▸ Work to do
Reproduce all of the entries below word for word, leaving out the pictures.

▸ Exercise inputs
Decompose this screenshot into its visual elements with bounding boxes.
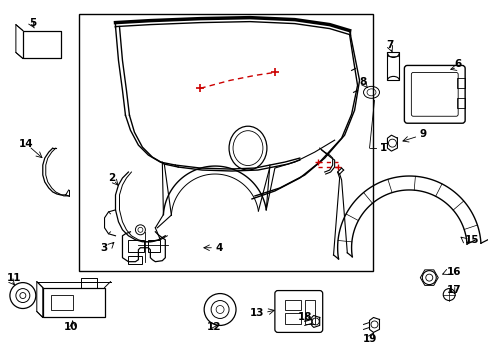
Bar (456, 78, 464, 88)
Bar (51, 294, 73, 310)
Text: 6: 6 (453, 59, 461, 69)
Bar (304, 300, 314, 324)
Text: 8: 8 (359, 77, 366, 87)
Bar (42, 288, 104, 318)
Text: 18: 18 (297, 312, 312, 323)
Bar (148, 240, 160, 252)
Text: 9: 9 (419, 129, 426, 139)
Text: 5: 5 (29, 18, 37, 28)
Text: 17: 17 (447, 284, 461, 294)
Bar (128, 256, 142, 264)
Text: 2: 2 (108, 173, 116, 183)
Text: 3: 3 (101, 243, 107, 253)
Bar (456, 98, 464, 108)
Bar (285, 300, 300, 310)
Text: 14: 14 (19, 139, 34, 149)
Bar (285, 314, 300, 324)
Bar (79, 14, 372, 271)
Bar (386, 53, 399, 80)
Bar (23, 31, 61, 58)
Text: 16: 16 (447, 267, 461, 276)
Bar (128, 240, 144, 252)
Text: 12: 12 (206, 323, 221, 332)
Text: 10: 10 (63, 323, 78, 332)
Text: 13: 13 (249, 309, 264, 319)
Text: 1: 1 (379, 143, 386, 153)
Text: 7: 7 (385, 40, 392, 50)
Text: 19: 19 (362, 334, 376, 345)
Text: 15: 15 (464, 235, 479, 245)
Text: 11: 11 (7, 273, 21, 283)
Text: 4: 4 (215, 243, 222, 253)
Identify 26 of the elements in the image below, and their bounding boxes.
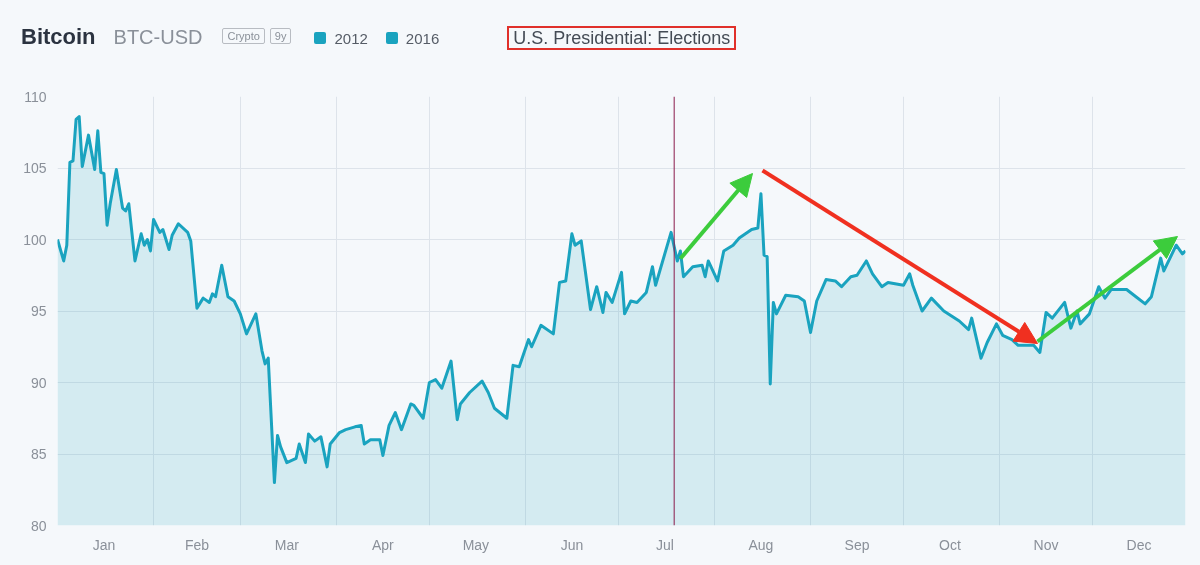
x-tick-label: May [462,536,490,553]
y-tick-label: 105 [23,160,47,176]
y-tick-label: 95 [30,303,47,319]
x-tick-label: Jan [92,536,116,553]
text: 2016 [404,30,440,47]
x-tick-label: Mar [274,536,300,553]
text: Crypto [222,28,265,44]
x-tick-label: Apr [371,536,395,553]
x-tick-label: Feb [184,536,210,553]
y-tick-label: 110 [24,88,47,105]
text: 2012 [333,30,368,47]
x-tick-label: Dec [1126,536,1152,553]
x-tick-label: Aug [748,536,774,553]
text: U.S. Presidential: Elections [507,26,737,50]
y-tick-label: 90 [30,374,47,391]
chart-subtitle: BTC-USD [113,26,203,48]
text: 9y [269,28,292,44]
x-tick-label: Jul [655,536,674,553]
x-tick-label: Sep [844,536,870,553]
y-tick-label: 100 [23,231,47,248]
x-tick-label: Oct [939,536,961,553]
y-tick-label: 80 [30,517,47,534]
x-tick-label: Nov [1033,536,1059,553]
y-tick-label: 85 [30,446,47,462]
chart-title: Bitcoin [21,24,96,49]
x-tick-label: Jun [560,536,584,553]
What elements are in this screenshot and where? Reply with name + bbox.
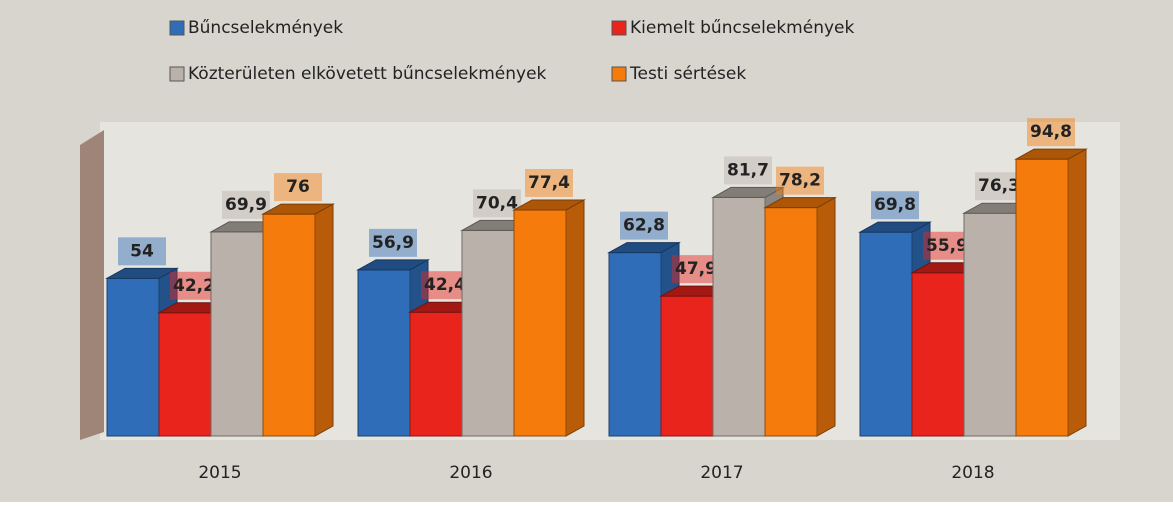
bar-top — [356, 259, 430, 271]
value-label-box — [473, 189, 521, 218]
bar — [409, 311, 463, 437]
bar — [608, 252, 662, 437]
value-label: 69,8 — [874, 195, 916, 215]
value-label-box — [776, 166, 824, 195]
bar — [1015, 158, 1069, 437]
bar — [712, 196, 766, 437]
value-label: 62,8 — [623, 216, 665, 236]
bar — [158, 312, 212, 437]
bar-top — [607, 242, 681, 254]
x-tick-label: 2018 — [951, 463, 994, 483]
value-label-box — [1027, 118, 1075, 147]
value-label-box — [118, 237, 166, 266]
bar — [210, 231, 264, 437]
value-label-box — [871, 191, 919, 220]
value-label-box — [923, 231, 971, 260]
bar — [262, 213, 316, 437]
value-label-box — [672, 255, 720, 284]
value-label-box — [525, 168, 573, 197]
bar-side — [565, 199, 585, 437]
value-label-box — [724, 156, 772, 185]
value-label: 42,2 — [173, 276, 215, 296]
bar-side — [816, 196, 836, 437]
legend-swatch — [169, 66, 185, 82]
value-label: 47,9 — [675, 259, 717, 279]
bar-side — [1067, 148, 1087, 437]
bar-top — [711, 186, 785, 198]
value-label: 54 — [130, 241, 154, 261]
bar — [963, 212, 1017, 437]
x-tick-label: 2015 — [198, 463, 241, 483]
value-label: 94,8 — [1030, 122, 1072, 142]
legend-swatch — [611, 20, 627, 36]
value-label: 56,9 — [372, 233, 414, 253]
value-label-box — [421, 271, 469, 300]
value-label-box — [975, 172, 1023, 201]
value-label: 77,4 — [528, 173, 570, 193]
bar — [764, 207, 818, 437]
value-label: 78,2 — [779, 171, 821, 191]
value-label: 81,7 — [727, 160, 769, 180]
bar — [461, 229, 515, 437]
legend-label: Kiemelt bűncselekmények — [630, 18, 854, 38]
legend-label: Testi sértések — [629, 64, 746, 84]
bar — [357, 269, 411, 437]
value-label-box — [620, 211, 668, 240]
bar — [911, 272, 965, 437]
value-label: 76,3 — [978, 176, 1020, 196]
bar-top — [1014, 148, 1088, 160]
legend-swatch — [169, 20, 185, 36]
bar — [513, 209, 567, 437]
value-label: 55,9 — [926, 236, 968, 256]
legend-swatch — [611, 66, 627, 82]
bar-top — [105, 267, 179, 279]
bar-top — [858, 221, 932, 233]
value-label: 42,4 — [424, 275, 466, 295]
bar-top — [261, 203, 335, 215]
legend-label: Bűncselekmények — [188, 18, 343, 38]
bar-side — [314, 203, 334, 437]
value-label: 70,4 — [476, 193, 518, 213]
value-label-box — [274, 173, 322, 202]
legend-label: Közterületen elkövetett bűncselekmények — [188, 64, 547, 84]
x-tick-label: 2016 — [449, 463, 492, 483]
bar — [106, 277, 160, 437]
value-label: 69,9 — [225, 195, 267, 215]
x-tick-label: 2017 — [700, 463, 743, 483]
bar-top — [763, 197, 837, 209]
bar-top — [512, 199, 586, 211]
bar — [859, 231, 913, 437]
side-wall — [80, 130, 104, 440]
value-label-box — [369, 228, 417, 257]
value-label: 76 — [286, 177, 310, 197]
value-label-box — [170, 271, 218, 300]
bar — [660, 295, 714, 437]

▸ Response to the exercise
Decompose this screenshot into its visual elements with bounding boxes.
Bar (456, 78, 464, 88)
Bar (51, 294, 73, 310)
Text: 6: 6 (453, 59, 461, 69)
Bar (304, 300, 314, 324)
Text: 8: 8 (359, 77, 366, 87)
Bar (42, 288, 104, 318)
Text: 18: 18 (297, 312, 312, 323)
Bar (148, 240, 160, 252)
Text: 9: 9 (419, 129, 426, 139)
Text: 5: 5 (29, 18, 37, 28)
Text: 17: 17 (447, 284, 461, 294)
Bar (128, 256, 142, 264)
Text: 2: 2 (108, 173, 116, 183)
Text: 3: 3 (101, 243, 107, 253)
Bar (456, 98, 464, 108)
Bar (285, 300, 300, 310)
Text: 14: 14 (19, 139, 34, 149)
Bar (285, 314, 300, 324)
Bar (79, 14, 372, 271)
Bar (386, 53, 399, 80)
Bar (23, 31, 61, 58)
Text: 16: 16 (447, 267, 461, 276)
Bar (128, 240, 144, 252)
Text: 12: 12 (206, 323, 221, 332)
Text: 10: 10 (63, 323, 78, 332)
Text: 13: 13 (249, 309, 264, 319)
Text: 1: 1 (379, 143, 386, 153)
Text: 7: 7 (385, 40, 392, 50)
Text: 19: 19 (362, 334, 376, 345)
Text: 15: 15 (464, 235, 479, 245)
Text: 11: 11 (7, 273, 21, 283)
Text: 4: 4 (215, 243, 222, 253)
Identify 26 of the elements in the image below, and their bounding boxes.
x-tick-label: May [462,536,490,553]
y-tick-label: 105 [23,160,47,176]
y-tick-label: 95 [30,303,47,319]
x-tick-label: Jan [92,536,116,553]
text: 2016 [404,30,440,47]
x-tick-label: Mar [274,536,300,553]
text: Crypto [222,28,265,44]
x-tick-label: Apr [371,536,395,553]
x-tick-label: Feb [184,536,210,553]
y-tick-label: 110 [24,88,47,105]
text: 2012 [333,30,368,47]
x-tick-label: Dec [1126,536,1152,553]
x-tick-label: Aug [748,536,774,553]
text: U.S. Presidential: Elections [507,26,737,50]
y-tick-label: 90 [30,374,47,391]
chart-subtitle: BTC-USD [113,26,203,48]
text: 9y [269,28,292,44]
x-tick-label: Jul [655,536,674,553]
x-tick-label: Sep [844,536,870,553]
y-tick-label: 100 [23,231,47,248]
x-tick-label: Oct [939,536,961,553]
y-tick-label: 80 [30,517,47,534]
x-tick-label: Nov [1033,536,1059,553]
y-tick-label: 85 [30,446,47,462]
chart-title: Bitcoin [21,24,96,49]
x-tick-label: Jun [560,536,584,553]
What elements are in this screenshot and where? Reply with name + bbox.
bar-top — [356, 259, 430, 271]
value-label-box — [473, 189, 521, 218]
bar — [409, 311, 463, 437]
bar — [608, 252, 662, 437]
value-label: 69,8 — [874, 195, 916, 215]
value-label-box — [776, 166, 824, 195]
bar — [1015, 158, 1069, 437]
bar — [712, 196, 766, 437]
value-label: 62,8 — [623, 216, 665, 236]
bar — [158, 312, 212, 437]
bar-top — [607, 242, 681, 254]
x-tick-label: 2018 — [951, 463, 994, 483]
value-label-box — [1027, 118, 1075, 147]
value-label-box — [118, 237, 166, 266]
bar — [210, 231, 264, 437]
value-label-box — [871, 191, 919, 220]
value-label-box — [923, 231, 971, 260]
bar — [262, 213, 316, 437]
value-label-box — [672, 255, 720, 284]
value-label-box — [525, 168, 573, 197]
bar-side — [565, 199, 585, 437]
value-label-box — [724, 156, 772, 185]
value-label: 42,2 — [173, 276, 215, 296]
bar-side — [816, 196, 836, 437]
legend-swatch — [169, 66, 185, 82]
value-label: 47,9 — [675, 259, 717, 279]
bar-side — [1067, 148, 1087, 437]
bar-top — [711, 186, 785, 198]
value-label: 54 — [130, 241, 154, 261]
bar — [963, 212, 1017, 437]
x-tick-label: 2015 — [198, 463, 241, 483]
value-label: 94,8 — [1030, 122, 1072, 142]
legend-swatch — [611, 20, 627, 36]
value-label: 56,9 — [372, 233, 414, 253]
value-label-box — [421, 271, 469, 300]
value-label-box — [975, 172, 1023, 201]
value-label: 77,4 — [528, 173, 570, 193]
bar — [764, 207, 818, 437]
value-label: 78,2 — [779, 171, 821, 191]
value-label: 81,7 — [727, 160, 769, 180]
bar — [461, 229, 515, 437]
legend-label: Kiemelt bűncselekmények — [630, 18, 854, 38]
legend-label: Testi sértések — [629, 64, 746, 84]
bar — [357, 269, 411, 437]
value-label-box — [620, 211, 668, 240]
bar — [911, 272, 965, 437]
value-label: 76,3 — [978, 176, 1020, 196]
bar-top — [1014, 148, 1088, 160]
legend-swatch — [169, 20, 185, 36]
bar — [513, 209, 567, 437]
value-label: 55,9 — [926, 236, 968, 256]
legend-swatch — [611, 66, 627, 82]
bar-top — [105, 267, 179, 279]
bar-top — [858, 221, 932, 233]
value-label: 42,4 — [424, 275, 466, 295]
bar-top — [261, 203, 335, 215]
legend-label: Bűncselekmények — [188, 18, 343, 38]
bar-side — [314, 203, 334, 437]
value-label: 70,4 — [476, 193, 518, 213]
value-label-box — [274, 173, 322, 202]
legend-label: Közterületen elkövetett bűncselekmények — [188, 64, 547, 84]
x-tick-label: 2016 — [449, 463, 492, 483]
bar — [106, 277, 160, 437]
value-label: 69,9 — [225, 195, 267, 215]
x-tick-label: 2017 — [700, 463, 743, 483]
bar-top — [763, 197, 837, 209]
bar-top — [512, 199, 586, 211]
bar — [859, 231, 913, 437]
side-wall — [80, 130, 104, 440]
value-label-box — [369, 228, 417, 257]
value-label: 76 — [286, 177, 310, 197]
value-label-box — [170, 271, 218, 300]
bar — [660, 295, 714, 437]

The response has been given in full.